"""

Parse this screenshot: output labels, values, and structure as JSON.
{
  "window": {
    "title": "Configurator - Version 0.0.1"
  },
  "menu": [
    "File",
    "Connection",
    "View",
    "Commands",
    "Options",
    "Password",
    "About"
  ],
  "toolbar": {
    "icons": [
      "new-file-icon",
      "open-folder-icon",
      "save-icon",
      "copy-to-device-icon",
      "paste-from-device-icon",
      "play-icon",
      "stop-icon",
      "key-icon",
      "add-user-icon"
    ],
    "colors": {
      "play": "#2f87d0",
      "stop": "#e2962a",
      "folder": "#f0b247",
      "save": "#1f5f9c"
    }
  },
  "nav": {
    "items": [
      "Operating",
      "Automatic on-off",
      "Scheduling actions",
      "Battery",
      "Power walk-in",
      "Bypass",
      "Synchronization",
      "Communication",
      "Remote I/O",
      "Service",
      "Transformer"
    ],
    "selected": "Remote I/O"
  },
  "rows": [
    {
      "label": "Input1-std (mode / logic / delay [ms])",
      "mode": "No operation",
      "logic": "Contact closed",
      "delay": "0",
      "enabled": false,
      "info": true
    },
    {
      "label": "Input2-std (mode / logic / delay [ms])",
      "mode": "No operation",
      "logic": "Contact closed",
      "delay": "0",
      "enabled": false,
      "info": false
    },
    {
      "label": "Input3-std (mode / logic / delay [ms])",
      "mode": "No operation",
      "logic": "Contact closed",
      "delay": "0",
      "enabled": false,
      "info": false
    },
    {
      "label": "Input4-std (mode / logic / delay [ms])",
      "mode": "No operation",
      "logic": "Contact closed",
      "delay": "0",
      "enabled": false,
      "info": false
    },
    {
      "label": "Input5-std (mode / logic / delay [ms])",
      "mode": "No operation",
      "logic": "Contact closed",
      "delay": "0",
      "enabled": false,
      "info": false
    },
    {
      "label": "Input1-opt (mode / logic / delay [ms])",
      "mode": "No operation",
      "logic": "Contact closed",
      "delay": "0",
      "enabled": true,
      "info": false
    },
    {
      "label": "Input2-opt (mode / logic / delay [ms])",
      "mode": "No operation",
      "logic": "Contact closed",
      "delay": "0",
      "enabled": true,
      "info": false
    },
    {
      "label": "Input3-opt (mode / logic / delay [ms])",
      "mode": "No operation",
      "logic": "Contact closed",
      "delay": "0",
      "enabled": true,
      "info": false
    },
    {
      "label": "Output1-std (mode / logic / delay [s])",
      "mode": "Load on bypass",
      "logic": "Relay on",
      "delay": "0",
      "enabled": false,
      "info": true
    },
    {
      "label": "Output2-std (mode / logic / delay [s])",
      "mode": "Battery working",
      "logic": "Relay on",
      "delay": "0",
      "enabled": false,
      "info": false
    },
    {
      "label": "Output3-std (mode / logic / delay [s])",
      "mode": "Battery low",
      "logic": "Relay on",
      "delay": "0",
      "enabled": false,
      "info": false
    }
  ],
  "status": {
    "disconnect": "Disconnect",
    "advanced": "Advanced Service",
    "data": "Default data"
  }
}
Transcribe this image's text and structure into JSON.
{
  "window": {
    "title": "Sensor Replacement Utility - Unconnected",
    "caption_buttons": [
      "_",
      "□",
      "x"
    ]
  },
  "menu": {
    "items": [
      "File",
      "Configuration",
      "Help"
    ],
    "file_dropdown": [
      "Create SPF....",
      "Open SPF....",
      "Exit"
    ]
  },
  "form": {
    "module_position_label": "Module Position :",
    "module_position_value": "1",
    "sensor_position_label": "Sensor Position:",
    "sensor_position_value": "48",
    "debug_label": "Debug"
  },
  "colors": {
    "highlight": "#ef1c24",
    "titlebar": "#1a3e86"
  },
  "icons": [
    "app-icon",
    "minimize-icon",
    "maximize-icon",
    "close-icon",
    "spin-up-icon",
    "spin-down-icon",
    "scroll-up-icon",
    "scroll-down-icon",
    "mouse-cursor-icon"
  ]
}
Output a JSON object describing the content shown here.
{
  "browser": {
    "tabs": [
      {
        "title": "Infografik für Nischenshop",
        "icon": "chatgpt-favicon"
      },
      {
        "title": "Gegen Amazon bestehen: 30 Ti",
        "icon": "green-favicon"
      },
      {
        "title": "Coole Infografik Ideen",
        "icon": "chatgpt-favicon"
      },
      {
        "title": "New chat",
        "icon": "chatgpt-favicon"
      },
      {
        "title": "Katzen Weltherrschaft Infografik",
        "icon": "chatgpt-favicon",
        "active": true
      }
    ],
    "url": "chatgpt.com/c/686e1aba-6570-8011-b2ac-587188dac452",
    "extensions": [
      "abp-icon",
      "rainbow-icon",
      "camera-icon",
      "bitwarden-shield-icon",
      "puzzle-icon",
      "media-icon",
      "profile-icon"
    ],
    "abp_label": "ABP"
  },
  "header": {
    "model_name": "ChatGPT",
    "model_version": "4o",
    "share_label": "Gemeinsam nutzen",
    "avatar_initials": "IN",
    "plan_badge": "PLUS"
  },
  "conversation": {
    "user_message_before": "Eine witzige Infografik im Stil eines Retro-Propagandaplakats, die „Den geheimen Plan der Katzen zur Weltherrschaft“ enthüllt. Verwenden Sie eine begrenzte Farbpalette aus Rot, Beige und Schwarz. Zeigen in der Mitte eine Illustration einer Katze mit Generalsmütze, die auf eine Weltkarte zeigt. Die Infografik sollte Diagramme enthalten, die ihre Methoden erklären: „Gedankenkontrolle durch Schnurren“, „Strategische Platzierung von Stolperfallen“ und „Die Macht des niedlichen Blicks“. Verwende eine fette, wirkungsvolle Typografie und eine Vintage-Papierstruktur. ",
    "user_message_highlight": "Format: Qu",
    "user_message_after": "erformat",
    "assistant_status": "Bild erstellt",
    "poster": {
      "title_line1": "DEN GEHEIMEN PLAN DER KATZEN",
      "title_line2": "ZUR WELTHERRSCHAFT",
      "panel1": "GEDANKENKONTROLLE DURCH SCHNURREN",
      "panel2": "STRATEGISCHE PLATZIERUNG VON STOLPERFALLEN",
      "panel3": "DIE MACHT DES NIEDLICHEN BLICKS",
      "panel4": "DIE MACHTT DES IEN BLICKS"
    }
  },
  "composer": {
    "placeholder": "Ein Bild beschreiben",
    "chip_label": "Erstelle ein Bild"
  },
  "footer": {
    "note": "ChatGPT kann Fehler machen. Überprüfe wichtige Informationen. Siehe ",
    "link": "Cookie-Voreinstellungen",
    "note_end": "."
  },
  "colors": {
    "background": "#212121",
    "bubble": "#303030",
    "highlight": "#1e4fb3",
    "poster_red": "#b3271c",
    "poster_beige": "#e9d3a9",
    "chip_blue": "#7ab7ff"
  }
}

"""

▶ [WHAT YOU HAVE TO DO]: Filter the records above for lines containing the word "this", and copy those lines.

▶ [COMPLETE ANSWER]:
Parse this screenshot: output labels, values, and structure as JSON.
Transcribe this image's text and structure into JSON.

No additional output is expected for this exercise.